Excerpt provided:
Overview of the Kalix dev stack

Kalix is built from three pieces that fit together: a Rust simulation engine (the kalix CLI) that does the heavy numerical work; a Java IDE (KalixIDE) that gives you a graphical way to author and run models; and a Python package (kalix on PyPI) that exposes Rust-backed I/O so users can mix Kalix into their existing Python data pipelines. Each component is written in whichever language fits its job best — Rust for raw speed and safety, Java for a rich GUI with cross-platform support, Python for scientific-computing — and the build pipeline glues them into a single coordinated release.

To work on Kalix locally you need a few language toolchains installed up-front. Rust (installed via rustup) gives you rustc (the compiler) and cargo (Rust's package manager and build tool, all in one). JDK 23 (Temurin is the recommended build) provides java and javac plus jpackage, a bundled tool that turns a Java app into a native installer on each OS. Python 3.12+ is needed by a small bump-version.py helper that keeps version numbers in sync across the Rust and Python package manifests, and is also implicit in the Python wheel build. There are no pure-Python dependencies to manage, and the wheel build is handled by Maturin (introduced below). Each language has its own build tool. Cargo builds and tests the Rust crate. Gradle (invoked via the checked-in gradlew script — you don't install Gradle separately) builds and runs the Java IDE. Maturin is a small PyO3-aware tool that builds the Python wheels by compiling the Rust extension module and packaging it together with the Python source. These three tools don't need to talk to each other directly — each component owns its own build — but their outputs converge into a dist/ folder during a release.

Stored items from a collection:
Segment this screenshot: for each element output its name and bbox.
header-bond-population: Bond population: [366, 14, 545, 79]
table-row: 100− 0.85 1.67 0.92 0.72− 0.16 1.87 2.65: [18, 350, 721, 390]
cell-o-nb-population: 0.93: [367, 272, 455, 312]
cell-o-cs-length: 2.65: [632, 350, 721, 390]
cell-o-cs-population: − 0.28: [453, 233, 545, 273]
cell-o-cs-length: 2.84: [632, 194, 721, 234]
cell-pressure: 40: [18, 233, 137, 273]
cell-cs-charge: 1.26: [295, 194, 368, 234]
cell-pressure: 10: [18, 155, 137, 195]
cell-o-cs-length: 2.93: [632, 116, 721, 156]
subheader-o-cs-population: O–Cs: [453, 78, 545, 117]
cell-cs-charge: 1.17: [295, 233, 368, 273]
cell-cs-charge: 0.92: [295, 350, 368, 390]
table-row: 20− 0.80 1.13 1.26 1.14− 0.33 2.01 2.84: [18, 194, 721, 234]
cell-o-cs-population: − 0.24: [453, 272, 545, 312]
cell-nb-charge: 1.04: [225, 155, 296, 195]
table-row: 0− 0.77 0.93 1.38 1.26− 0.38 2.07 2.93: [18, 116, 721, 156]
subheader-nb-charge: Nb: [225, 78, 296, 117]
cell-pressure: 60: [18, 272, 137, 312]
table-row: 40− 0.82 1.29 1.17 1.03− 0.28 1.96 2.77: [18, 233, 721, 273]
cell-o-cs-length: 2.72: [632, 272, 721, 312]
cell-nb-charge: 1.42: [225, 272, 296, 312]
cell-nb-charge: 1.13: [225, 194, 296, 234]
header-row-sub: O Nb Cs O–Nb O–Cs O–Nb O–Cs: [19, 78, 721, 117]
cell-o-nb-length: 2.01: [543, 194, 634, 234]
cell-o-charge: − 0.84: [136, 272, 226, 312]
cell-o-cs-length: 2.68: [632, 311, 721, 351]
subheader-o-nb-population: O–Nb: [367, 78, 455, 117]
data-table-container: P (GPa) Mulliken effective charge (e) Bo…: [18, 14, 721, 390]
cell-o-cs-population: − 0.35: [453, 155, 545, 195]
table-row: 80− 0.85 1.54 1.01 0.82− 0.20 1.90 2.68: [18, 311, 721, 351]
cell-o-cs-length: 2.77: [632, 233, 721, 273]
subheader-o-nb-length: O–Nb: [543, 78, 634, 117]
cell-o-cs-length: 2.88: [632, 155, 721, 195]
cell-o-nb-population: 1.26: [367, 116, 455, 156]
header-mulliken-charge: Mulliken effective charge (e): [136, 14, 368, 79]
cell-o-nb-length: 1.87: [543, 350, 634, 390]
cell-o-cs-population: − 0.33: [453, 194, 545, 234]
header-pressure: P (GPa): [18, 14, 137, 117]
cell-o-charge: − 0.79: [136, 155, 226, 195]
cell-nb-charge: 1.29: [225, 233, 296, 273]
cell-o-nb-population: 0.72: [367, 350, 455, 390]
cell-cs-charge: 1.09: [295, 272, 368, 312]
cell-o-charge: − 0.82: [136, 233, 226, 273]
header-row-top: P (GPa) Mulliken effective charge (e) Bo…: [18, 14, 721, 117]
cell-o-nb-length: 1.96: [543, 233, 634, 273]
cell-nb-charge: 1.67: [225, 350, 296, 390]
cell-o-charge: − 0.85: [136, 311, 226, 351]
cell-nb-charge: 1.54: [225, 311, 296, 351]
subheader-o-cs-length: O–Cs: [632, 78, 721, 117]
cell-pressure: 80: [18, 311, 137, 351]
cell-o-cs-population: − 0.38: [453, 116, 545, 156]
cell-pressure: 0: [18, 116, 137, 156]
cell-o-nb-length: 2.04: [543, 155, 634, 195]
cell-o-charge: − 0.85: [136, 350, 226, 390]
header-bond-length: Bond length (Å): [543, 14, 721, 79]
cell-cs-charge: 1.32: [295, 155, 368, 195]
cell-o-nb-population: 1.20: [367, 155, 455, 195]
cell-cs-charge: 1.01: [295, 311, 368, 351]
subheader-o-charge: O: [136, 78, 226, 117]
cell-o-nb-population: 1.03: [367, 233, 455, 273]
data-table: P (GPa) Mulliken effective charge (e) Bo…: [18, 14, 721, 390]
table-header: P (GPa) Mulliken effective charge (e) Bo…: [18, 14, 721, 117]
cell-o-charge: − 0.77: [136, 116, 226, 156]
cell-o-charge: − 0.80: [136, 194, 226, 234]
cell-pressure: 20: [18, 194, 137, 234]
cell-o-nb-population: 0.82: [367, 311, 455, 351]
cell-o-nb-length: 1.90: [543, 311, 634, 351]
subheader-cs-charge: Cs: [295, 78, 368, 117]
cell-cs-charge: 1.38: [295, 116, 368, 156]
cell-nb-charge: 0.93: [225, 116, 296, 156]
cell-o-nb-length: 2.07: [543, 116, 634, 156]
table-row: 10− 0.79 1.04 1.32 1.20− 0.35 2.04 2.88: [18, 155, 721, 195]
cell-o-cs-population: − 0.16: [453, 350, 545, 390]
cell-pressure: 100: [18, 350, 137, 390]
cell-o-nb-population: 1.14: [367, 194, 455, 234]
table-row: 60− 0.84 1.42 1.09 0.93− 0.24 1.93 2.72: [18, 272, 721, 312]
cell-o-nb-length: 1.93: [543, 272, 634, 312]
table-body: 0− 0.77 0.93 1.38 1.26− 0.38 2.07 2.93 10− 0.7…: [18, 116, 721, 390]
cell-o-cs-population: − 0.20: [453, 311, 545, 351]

Exercise 1: Translate this sentence from the Kalix dev stack overview into Spanish: "These three tools don't need to talk to each other directly — each component owns its own build — but their outputs converge into a dist/ folder during a release."
Exercise 2: Write the next part of the Kalix dev stack overview, picking up after its final sentence.

Answer 1: Estas tres herramientas no necesitan comunicarse directamente entre sí (cada componente se encarga de su propia compilación), pero sus resultados convergen en una carpeta dist/ durante la publicación de una versión.

Answer 2:
Editor-wise, you can use whatever you like, but the recommended pairing is RustRover for the Rust side and IntelliJ IDEA Community Edition for the Java side. Both are JetBrains tools with strong language support (refactoring, debugging, integrated test runners). They're project-scoped, so you open the repo root in RustRover and the kalixide/ subfolder in IntelliJ, and run both windows side-by-side. VS Code with the appropriate plugins also works if that’s your preference — the project doesn't depend on any IDE-specific config files.

Source control lives in Git locally and on GitHub remotely; the canonical repository is at https://github.com/chasegan/Kalix. GitHub plays three roles beyond just hosting the code. Issues is where bugs and feature requests are tracked. Pull Requests are how contributions are reviewed and merged. GitHub Actions is the CI/CD platform that runs the test suite on every push and builds release artifacts when a version tag is pushed. Two workflow files live in .github/workflows/: The first one ci.yml runs the Rust and Java test suites across Linux/macOS/Windows on every push and PR, and the second one release.yml triggers on a v* tag and runs the full release pipeline end-to-end. When you push a release tag (e.g. v1.0.0), the pipeline builds portable zips for Linux and Windows and publishes them as a GitHub Release with downloadable assets attached. In parallel, it builds three Python wheels (one per OS) plus a source distribution and uploads them to PyPI, which allows pip install kalix.

User-facing documentation lives here on Notion (see Kalix User Guide) — that's where modellers learn how to use Kalix. This documentation is linked from GitHub and PyPI.